DATA FOR PROCESSING

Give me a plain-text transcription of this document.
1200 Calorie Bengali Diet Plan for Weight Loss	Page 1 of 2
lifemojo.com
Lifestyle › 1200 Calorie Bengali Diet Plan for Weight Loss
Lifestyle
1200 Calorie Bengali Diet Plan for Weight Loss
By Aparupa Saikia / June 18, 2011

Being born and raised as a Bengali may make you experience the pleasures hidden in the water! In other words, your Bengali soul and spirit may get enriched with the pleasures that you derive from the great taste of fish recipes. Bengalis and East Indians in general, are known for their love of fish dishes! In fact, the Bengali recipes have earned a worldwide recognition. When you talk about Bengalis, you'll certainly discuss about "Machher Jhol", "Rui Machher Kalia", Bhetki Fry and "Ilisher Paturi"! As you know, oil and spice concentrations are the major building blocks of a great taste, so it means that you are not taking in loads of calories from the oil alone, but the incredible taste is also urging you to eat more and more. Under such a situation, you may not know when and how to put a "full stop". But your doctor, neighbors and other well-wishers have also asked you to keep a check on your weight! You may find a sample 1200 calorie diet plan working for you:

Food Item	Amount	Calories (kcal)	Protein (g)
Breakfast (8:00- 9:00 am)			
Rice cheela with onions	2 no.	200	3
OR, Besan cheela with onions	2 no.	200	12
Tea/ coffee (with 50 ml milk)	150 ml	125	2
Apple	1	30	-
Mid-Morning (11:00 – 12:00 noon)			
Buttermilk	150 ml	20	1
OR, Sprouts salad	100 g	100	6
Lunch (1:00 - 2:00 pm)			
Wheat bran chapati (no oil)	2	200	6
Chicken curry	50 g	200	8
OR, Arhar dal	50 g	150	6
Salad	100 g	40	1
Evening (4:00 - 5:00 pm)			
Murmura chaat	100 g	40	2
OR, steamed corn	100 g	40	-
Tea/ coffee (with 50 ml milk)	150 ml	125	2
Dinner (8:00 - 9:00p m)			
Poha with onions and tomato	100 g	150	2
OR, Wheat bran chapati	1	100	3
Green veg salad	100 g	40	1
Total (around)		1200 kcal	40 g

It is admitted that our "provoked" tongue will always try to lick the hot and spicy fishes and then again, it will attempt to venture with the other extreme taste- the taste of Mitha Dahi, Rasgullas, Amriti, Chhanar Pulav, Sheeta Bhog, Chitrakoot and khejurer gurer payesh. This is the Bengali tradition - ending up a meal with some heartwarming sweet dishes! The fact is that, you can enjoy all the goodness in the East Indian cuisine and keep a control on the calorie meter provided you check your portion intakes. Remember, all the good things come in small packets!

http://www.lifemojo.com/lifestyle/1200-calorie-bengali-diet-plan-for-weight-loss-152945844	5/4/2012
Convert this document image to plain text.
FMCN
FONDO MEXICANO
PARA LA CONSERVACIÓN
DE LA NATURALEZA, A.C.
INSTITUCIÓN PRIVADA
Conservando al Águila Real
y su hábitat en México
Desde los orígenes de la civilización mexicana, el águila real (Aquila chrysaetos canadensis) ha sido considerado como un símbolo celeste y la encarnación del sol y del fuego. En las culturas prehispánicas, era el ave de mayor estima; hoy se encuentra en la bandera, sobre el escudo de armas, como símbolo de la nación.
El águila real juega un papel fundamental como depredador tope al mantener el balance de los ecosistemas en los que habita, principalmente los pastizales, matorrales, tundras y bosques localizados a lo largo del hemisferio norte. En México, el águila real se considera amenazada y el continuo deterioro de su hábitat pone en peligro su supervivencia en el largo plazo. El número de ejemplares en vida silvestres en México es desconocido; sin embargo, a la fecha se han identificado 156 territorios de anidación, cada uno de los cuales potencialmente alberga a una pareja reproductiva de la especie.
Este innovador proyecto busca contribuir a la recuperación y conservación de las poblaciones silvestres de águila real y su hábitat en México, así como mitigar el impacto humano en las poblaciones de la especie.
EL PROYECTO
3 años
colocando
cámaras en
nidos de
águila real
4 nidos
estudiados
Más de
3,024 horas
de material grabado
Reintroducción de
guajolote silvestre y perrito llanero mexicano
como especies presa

TASK BRIEF
Set out the entries once more, word for word.

EXPECTED OUTPUT
Give me a plain-text transcription of this document.
1200 Calorie Bengali Diet Plan for Weight Loss	Page 1 of 2
lifemojo.com
Lifestyle › 1200 Calorie Bengali Diet Plan for Weight Loss
Lifestyle
1200 Calorie Bengali Diet Plan for Weight Loss
By Aparupa Saikia / June 18, 2011

Being born and raised as a Bengali may make you experience the pleasures hidden in the water! In other words, your Bengali soul and spirit may get enriched with the pleasures that you derive from the great taste of fish recipes. Bengalis and East Indians in general, are known for their love of fish dishes! In fact, the Bengali recipes have earned a worldwide recognition. When you talk about Bengalis, you'll certainly discuss about "Machher Jhol", "Rui Machher Kalia", Bhetki Fry and "Ilisher Paturi"! As you know, oil and spice concentrations are the major building blocks of a great taste, so it means that you are not taking in loads of calories from the oil alone, but the incredible taste is also urging you to eat more and more. Under such a situation, you may not know when and how to put a "full stop". But your doctor, neighbors and other well-wishers have also asked you to keep a check on your weight! You may find a sample 1200 calorie diet plan working for you:

Food Item	Amount	Calories (kcal)	Protein (g)
Breakfast (8:00- 9:00 am)			
Rice cheela with onions	2 no.	200	3
OR, Besan cheela with onions	2 no.	200	12
Tea/ coffee (with 50 ml milk)	150 ml	125	2
Apple	1	30	-
Mid-Morning (11:00 – 12:00 noon)			
Buttermilk	150 ml	20	1
OR, Sprouts salad	100 g	100	6
Lunch (1:00 - 2:00 pm)			
Wheat bran chapati (no oil)	2	200	6
Chicken curry	50 g	200	8
OR, Arhar dal	50 g	150	6
Salad	100 g	40	1
Evening (4:00 - 5:00 pm)			
Murmura chaat	100 g	40	2
OR, steamed corn	100 g	40	-
Tea/ coffee (with 50 ml milk)	150 ml	125	2
Dinner (8:00 - 9:00p m)			
Poha with onions and tomato	100 g	150	2
OR, Wheat bran chapati	1	100	3
Green veg salad	100 g	40	1
Total (around)		1200 kcal	40 g

It is admitted that our "provoked" tongue will always try to lick the hot and spicy fishes and then again, it will attempt to venture with the other extreme taste- the taste of Mitha Dahi, Rasgullas, Amriti, Chhanar Pulav, Sheeta Bhog, Chitrakoot and khejurer gurer payesh. This is the Bengali tradition - ending up a meal with some heartwarming sweet dishes! The fact is that, you can enjoy all the goodness in the East Indian cuisine and keep a control on the calorie meter provided you check your portion intakes. Remember, all the good things come in small packets!

http://www.lifemojo.com/lifestyle/1200-calorie-bengali-diet-plan-for-weight-loss-152945844	5/4/2012
Convert this document image to plain text.
FMCN
FONDO MEXICANO
PARA LA CONSERVACIÓN
DE LA NATURALEZA, A.C.
INSTITUCIÓN PRIVADA
Conservando al Águila Real
y su hábitat en México
Desde los orígenes de la civilización mexicana, el águila real (Aquila chrysaetos canadensis) ha sido considerado como un símbolo celeste y la encarnación del sol y del fuego. En las culturas prehispánicas, era el ave de mayor estima; hoy se encuentra en la bandera, sobre el escudo de armas, como símbolo de la nación.
El águila real juega un papel fundamental como depredador tope al mantener el balance de los ecosistemas en los que habita, principalmente los pastizales, matorrales, tundras y bosques localizados a lo largo del hemisferio norte. En México, el águila real se considera amenazada y el continuo deterioro de su hábitat pone en peligro su supervivencia en el largo plazo. El número de ejemplares en vida silvestres en México es desconocido; sin embargo, a la fecha se han identificado 156 territorios de anidación, cada uno de los cuales potencialmente alberga a una pareja reproductiva de la especie.
Este innovador proyecto busca contribuir a la recuperación y conservación de las poblaciones silvestres de águila real y su hábitat en México, así como mitigar el impacto humano en las poblaciones de la especie.
EL PROYECTO
3 años
colocando
cámaras en
nidos de
águila real
4 nidos
estudiados
Más de
3,024 horas
de material grabado
Reintroducción de
guajolote silvestre y perrito llanero mexicano
como especies presa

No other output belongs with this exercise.